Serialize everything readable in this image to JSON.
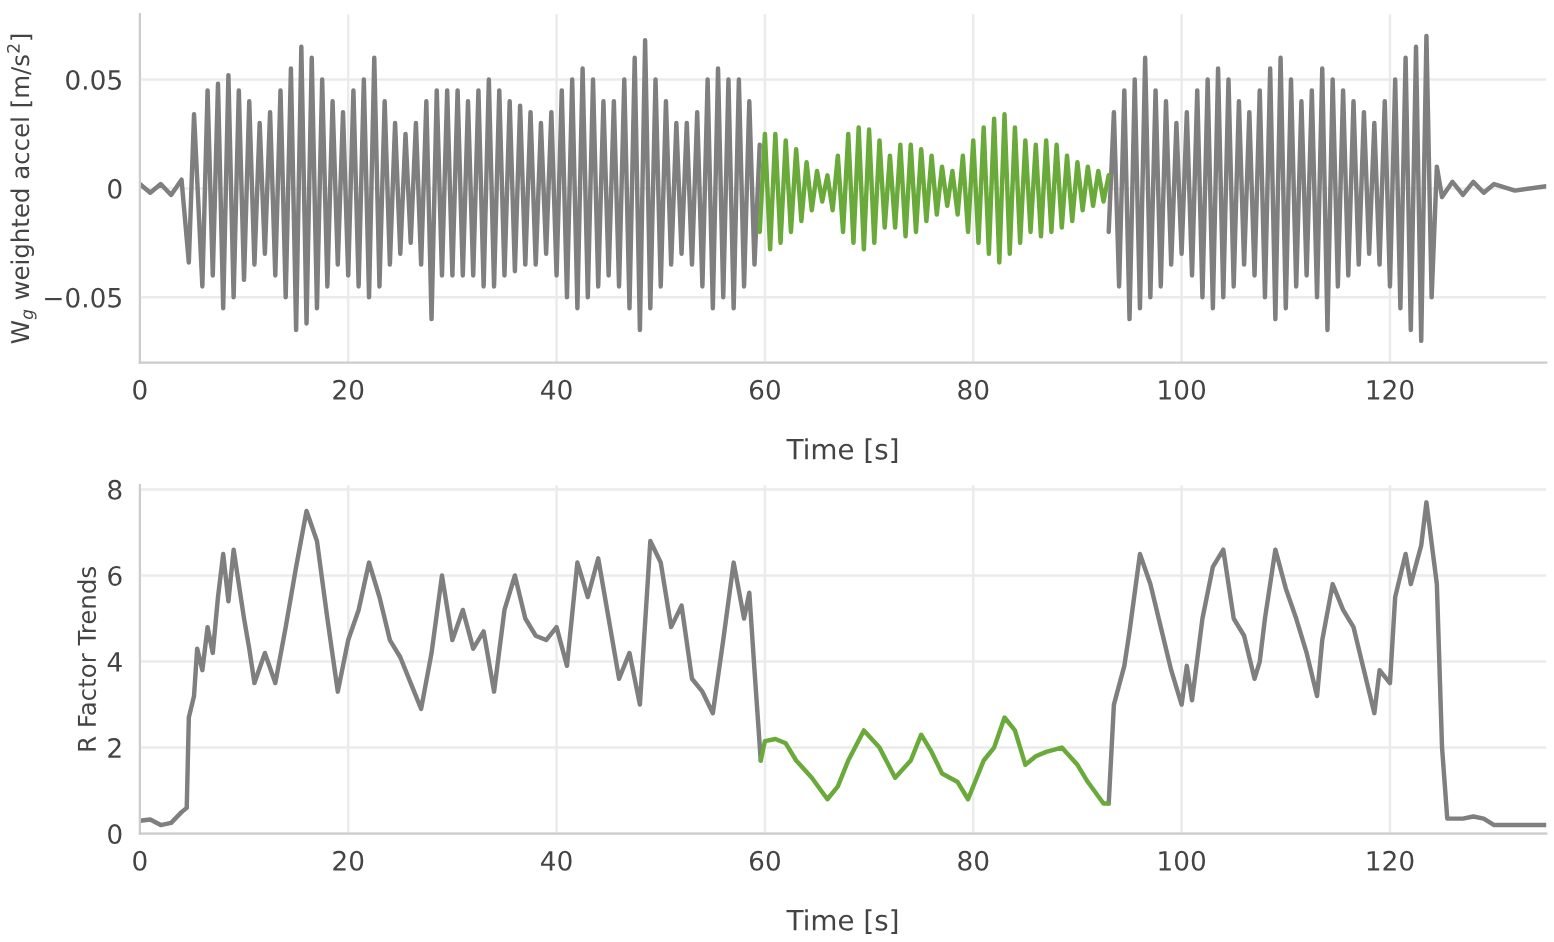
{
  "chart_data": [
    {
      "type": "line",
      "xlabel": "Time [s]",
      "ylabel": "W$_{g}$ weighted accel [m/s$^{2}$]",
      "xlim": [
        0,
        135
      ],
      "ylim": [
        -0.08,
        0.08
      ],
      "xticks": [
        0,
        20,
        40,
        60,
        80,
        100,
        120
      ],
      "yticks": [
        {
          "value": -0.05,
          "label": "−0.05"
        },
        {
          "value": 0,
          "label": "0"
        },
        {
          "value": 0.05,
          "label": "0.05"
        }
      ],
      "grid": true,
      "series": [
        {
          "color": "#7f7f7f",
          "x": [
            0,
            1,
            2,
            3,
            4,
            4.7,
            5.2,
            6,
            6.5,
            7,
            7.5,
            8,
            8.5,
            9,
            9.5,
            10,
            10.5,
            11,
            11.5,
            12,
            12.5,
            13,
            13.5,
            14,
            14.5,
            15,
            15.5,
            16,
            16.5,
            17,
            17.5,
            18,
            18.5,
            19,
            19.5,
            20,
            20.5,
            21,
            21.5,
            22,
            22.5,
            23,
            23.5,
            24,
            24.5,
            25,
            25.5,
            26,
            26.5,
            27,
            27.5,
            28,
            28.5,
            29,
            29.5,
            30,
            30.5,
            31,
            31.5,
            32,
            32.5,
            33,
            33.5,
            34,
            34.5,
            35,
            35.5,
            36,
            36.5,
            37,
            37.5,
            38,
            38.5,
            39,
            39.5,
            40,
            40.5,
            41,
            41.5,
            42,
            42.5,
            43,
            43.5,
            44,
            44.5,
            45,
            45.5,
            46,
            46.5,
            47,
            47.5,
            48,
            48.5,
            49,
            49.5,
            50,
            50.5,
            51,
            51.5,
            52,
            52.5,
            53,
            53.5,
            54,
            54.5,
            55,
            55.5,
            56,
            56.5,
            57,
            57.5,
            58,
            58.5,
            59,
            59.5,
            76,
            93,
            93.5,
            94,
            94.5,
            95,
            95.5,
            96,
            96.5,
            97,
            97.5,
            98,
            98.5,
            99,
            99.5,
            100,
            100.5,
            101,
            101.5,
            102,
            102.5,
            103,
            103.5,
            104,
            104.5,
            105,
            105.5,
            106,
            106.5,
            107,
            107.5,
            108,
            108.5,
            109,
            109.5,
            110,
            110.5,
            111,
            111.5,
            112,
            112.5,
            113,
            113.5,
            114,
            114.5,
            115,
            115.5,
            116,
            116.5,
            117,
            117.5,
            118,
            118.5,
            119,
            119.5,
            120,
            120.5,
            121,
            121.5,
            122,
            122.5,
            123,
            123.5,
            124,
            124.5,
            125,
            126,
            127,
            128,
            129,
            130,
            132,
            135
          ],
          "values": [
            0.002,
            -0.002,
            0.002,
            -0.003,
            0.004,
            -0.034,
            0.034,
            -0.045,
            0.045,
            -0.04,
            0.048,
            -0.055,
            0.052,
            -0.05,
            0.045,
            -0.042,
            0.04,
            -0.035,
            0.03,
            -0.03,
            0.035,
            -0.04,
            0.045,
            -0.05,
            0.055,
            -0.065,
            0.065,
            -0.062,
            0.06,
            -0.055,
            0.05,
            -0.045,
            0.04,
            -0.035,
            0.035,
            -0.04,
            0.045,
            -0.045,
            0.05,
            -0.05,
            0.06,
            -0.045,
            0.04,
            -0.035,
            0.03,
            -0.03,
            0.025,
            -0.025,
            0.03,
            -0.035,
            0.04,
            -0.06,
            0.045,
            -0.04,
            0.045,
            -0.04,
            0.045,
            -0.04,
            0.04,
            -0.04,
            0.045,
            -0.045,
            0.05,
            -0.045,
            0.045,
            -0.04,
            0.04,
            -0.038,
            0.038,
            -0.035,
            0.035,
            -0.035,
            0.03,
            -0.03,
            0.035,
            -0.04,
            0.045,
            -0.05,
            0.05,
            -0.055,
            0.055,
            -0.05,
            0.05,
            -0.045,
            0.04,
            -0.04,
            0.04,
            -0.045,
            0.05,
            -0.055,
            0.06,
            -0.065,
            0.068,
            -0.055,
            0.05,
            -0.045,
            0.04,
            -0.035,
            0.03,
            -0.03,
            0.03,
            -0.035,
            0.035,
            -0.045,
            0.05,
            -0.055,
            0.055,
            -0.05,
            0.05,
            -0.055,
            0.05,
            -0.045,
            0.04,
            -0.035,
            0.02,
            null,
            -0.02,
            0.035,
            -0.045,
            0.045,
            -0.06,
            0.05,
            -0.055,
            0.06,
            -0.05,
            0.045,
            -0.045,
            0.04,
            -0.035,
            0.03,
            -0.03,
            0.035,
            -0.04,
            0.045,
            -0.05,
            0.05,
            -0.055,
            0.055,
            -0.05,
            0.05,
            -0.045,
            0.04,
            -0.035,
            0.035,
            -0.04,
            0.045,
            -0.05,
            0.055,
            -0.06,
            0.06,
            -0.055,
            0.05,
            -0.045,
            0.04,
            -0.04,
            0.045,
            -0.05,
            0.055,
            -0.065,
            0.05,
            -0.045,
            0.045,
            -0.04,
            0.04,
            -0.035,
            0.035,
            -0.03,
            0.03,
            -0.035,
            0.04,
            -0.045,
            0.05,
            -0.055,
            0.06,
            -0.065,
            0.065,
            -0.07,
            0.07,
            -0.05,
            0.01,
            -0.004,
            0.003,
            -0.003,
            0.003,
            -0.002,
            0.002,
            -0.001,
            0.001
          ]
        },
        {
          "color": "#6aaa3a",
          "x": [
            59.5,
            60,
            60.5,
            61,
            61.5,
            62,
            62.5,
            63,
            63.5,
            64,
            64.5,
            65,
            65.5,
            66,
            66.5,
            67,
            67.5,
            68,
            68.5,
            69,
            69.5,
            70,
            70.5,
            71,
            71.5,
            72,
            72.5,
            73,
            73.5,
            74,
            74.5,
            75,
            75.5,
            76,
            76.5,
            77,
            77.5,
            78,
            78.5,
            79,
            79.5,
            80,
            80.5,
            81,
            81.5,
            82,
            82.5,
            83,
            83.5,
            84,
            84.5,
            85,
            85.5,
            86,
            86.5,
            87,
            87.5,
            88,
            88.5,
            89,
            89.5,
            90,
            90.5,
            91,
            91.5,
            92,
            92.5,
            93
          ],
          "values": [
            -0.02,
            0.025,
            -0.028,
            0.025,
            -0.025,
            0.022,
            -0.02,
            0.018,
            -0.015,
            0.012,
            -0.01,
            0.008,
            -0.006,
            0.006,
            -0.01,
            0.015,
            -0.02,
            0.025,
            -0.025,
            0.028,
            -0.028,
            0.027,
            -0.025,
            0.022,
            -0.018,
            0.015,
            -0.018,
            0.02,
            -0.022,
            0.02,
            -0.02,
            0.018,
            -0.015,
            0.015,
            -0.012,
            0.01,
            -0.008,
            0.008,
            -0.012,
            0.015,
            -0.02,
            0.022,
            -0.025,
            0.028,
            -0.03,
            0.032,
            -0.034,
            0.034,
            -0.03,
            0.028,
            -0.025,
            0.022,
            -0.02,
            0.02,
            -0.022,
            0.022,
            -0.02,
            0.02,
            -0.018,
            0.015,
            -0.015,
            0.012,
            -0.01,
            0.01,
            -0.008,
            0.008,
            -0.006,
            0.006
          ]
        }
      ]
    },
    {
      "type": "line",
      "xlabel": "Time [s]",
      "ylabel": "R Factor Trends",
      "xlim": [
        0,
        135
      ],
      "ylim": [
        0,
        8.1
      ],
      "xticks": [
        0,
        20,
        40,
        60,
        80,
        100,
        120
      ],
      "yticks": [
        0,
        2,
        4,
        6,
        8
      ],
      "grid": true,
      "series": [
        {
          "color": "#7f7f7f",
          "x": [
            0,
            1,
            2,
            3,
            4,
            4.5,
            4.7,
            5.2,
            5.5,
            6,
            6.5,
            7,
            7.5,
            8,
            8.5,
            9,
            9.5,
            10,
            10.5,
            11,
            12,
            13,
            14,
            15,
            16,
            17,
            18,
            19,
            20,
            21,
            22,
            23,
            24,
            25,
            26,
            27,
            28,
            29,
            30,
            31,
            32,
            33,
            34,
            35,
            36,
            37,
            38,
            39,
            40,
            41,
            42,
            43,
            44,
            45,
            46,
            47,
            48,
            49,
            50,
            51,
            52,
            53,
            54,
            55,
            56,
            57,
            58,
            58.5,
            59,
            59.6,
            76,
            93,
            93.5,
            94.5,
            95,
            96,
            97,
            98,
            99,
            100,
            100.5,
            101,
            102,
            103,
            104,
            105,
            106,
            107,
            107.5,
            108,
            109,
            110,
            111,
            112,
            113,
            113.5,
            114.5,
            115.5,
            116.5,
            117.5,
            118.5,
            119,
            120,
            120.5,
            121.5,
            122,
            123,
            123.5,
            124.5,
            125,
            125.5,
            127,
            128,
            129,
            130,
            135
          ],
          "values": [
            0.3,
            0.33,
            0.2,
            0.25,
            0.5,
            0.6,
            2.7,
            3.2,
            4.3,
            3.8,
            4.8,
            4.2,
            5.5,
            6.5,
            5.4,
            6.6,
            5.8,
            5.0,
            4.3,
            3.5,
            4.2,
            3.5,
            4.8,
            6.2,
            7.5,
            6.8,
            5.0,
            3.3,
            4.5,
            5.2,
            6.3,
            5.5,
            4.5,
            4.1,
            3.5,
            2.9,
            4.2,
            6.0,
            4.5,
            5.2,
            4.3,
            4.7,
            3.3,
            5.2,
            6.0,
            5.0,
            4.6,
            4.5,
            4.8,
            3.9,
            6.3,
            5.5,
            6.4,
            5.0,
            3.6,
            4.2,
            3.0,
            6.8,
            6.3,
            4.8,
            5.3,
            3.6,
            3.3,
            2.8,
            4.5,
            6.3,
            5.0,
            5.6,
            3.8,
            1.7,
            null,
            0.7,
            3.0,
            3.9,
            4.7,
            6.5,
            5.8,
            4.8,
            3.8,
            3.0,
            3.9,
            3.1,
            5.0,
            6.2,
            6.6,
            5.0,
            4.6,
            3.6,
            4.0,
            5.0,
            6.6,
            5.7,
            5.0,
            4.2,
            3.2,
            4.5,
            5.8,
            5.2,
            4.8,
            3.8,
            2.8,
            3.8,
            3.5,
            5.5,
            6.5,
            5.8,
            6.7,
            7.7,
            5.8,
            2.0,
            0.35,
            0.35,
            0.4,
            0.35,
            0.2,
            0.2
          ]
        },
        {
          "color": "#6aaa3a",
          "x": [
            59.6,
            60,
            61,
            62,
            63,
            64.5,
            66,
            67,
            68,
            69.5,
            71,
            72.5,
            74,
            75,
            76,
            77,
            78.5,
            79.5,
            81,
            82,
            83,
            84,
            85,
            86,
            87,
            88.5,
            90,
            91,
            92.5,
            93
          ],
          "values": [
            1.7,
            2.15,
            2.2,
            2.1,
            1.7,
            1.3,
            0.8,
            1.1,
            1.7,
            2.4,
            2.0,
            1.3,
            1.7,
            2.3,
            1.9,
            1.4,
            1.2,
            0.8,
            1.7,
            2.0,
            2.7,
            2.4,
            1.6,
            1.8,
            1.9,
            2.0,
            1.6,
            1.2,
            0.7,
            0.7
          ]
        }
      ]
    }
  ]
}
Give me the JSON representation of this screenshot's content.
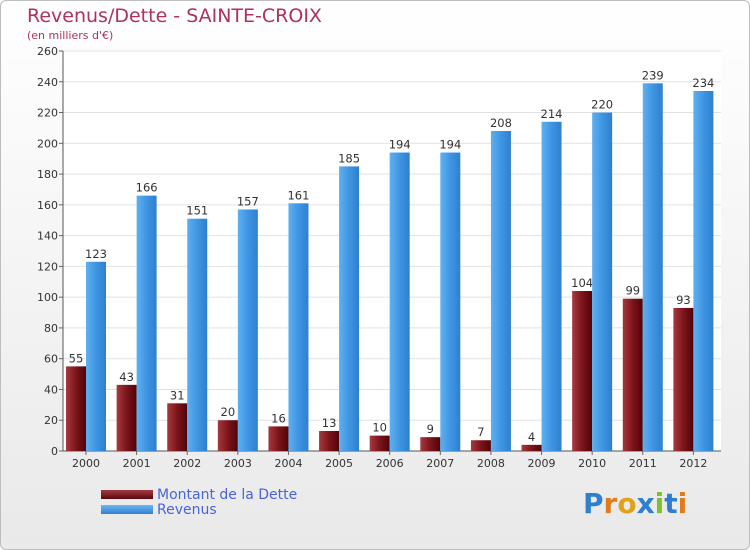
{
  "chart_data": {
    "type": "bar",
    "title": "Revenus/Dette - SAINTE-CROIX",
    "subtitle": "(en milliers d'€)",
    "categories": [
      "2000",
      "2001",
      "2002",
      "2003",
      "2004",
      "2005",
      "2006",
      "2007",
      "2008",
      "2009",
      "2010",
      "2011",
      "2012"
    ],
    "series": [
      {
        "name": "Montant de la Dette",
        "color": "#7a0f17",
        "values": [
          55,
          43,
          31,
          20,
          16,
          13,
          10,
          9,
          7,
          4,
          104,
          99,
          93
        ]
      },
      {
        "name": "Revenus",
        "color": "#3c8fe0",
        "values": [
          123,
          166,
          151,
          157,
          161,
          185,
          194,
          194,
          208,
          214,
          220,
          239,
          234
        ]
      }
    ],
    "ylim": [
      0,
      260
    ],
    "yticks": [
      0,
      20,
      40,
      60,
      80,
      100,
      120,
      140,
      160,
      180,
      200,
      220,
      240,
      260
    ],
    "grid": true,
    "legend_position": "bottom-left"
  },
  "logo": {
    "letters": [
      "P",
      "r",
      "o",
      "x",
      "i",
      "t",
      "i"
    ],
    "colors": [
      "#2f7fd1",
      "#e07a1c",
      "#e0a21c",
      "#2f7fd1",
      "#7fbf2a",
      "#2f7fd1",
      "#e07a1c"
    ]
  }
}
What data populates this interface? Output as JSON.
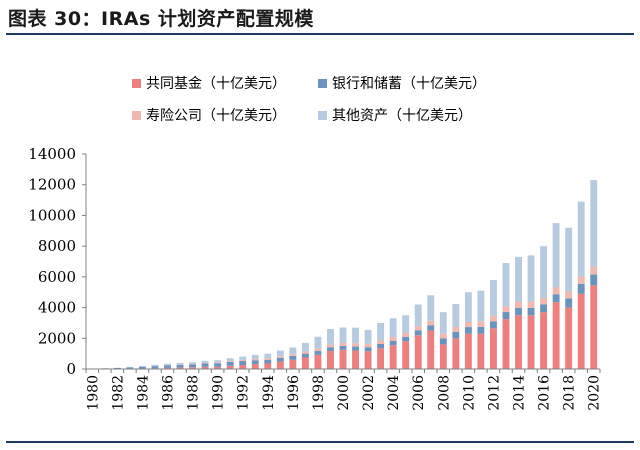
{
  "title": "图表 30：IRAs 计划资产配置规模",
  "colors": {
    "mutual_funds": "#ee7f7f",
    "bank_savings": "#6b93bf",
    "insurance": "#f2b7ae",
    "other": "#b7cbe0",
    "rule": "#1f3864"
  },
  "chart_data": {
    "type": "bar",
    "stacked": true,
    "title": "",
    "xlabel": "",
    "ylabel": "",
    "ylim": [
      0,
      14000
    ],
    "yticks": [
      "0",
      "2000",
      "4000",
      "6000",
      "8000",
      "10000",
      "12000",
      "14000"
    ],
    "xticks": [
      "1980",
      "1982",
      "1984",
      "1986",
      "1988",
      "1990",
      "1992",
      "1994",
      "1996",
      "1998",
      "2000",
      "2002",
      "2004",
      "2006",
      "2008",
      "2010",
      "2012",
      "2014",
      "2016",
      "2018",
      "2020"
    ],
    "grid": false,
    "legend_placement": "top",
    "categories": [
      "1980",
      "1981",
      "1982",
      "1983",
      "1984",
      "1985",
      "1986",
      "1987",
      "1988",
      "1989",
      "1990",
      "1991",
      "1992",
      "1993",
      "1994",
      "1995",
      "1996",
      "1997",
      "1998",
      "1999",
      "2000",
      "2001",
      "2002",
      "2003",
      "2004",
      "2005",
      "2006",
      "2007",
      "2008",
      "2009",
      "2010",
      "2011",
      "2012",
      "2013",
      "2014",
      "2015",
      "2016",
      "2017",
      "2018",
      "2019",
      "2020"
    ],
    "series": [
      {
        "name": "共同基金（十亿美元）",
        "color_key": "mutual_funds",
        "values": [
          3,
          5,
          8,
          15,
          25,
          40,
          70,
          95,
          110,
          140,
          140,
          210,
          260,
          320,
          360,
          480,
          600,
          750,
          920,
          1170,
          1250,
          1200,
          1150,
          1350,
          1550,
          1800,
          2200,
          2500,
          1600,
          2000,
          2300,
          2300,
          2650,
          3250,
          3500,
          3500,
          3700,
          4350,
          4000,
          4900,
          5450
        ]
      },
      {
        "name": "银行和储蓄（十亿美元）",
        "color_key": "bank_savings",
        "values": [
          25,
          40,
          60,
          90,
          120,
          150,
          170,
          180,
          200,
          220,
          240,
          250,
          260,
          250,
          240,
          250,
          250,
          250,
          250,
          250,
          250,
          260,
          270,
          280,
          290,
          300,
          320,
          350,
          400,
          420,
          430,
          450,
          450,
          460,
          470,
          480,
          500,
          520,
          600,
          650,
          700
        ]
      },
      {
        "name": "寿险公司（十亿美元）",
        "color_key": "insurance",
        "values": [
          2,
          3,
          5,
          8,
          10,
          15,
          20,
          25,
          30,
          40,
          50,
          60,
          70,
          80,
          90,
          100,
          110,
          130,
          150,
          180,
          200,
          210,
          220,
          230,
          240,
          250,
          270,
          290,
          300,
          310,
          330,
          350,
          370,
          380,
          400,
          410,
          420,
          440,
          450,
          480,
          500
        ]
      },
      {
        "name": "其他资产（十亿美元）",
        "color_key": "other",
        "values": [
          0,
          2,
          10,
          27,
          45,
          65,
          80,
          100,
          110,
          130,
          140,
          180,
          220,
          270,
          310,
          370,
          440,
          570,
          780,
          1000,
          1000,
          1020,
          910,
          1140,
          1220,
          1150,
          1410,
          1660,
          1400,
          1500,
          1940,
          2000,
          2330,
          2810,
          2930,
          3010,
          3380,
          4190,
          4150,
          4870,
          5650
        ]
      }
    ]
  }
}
--------
**Stated task**
Of all the lines in the listing above, how many contain the word "Dette"? Answer with the number alone.

**Expected answer**
2